Start with the line containing "Convert this document image to plain text." and write out each line through the end of the listing, exactly as given.

_ _ _ _ _ _ _

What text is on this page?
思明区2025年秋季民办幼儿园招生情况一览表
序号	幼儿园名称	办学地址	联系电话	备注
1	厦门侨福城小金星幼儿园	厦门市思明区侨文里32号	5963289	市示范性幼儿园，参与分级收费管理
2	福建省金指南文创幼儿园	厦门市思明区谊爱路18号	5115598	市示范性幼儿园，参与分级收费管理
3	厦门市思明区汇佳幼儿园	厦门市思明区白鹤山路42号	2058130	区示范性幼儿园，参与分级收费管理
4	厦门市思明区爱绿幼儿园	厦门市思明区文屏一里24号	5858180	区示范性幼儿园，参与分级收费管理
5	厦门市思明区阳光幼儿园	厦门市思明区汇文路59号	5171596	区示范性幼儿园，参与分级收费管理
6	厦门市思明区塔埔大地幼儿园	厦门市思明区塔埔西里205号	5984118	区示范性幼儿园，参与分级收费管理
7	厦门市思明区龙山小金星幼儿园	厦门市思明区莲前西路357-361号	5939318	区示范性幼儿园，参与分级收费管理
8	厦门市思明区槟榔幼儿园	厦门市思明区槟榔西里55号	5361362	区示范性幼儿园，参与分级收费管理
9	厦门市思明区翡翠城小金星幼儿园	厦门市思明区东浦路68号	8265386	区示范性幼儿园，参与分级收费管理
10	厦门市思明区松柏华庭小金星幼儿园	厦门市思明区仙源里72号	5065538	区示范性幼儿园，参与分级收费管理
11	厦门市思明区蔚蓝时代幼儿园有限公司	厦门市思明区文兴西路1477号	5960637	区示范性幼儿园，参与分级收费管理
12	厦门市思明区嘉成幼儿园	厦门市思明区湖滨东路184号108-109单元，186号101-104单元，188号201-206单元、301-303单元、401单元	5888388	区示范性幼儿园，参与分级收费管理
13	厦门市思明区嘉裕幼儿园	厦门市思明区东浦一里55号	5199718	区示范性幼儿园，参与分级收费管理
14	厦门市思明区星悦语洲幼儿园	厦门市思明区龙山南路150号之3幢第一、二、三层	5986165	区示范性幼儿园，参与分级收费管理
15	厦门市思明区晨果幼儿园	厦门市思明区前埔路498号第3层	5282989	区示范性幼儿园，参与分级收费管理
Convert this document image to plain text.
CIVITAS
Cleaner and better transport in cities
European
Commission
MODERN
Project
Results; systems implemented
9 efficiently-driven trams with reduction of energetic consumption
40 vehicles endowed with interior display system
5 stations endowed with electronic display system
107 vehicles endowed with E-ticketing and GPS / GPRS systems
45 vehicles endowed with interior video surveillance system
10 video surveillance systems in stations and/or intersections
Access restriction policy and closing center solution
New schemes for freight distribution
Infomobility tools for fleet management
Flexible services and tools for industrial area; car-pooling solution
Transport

_ _ _ _ _ _ _

## Completed exercise
Convert this document image to plain text.
CIVITAS
Cleaner and better transport in cities
European
Commission
MODERN
Project
Results; systems implemented
9 efficiently-driven trams with reduction of energetic consumption
40 vehicles endowed with interior display system
5 stations endowed with electronic display system
107 vehicles endowed with E-ticketing and GPS / GPRS systems
45 vehicles endowed with interior video surveillance system
10 video surveillance systems in stations and/or intersections
Access restriction policy and closing center solution
New schemes for freight distribution
Infomobility tools for fleet management
Flexible services and tools for industrial area; car-pooling solution
Transport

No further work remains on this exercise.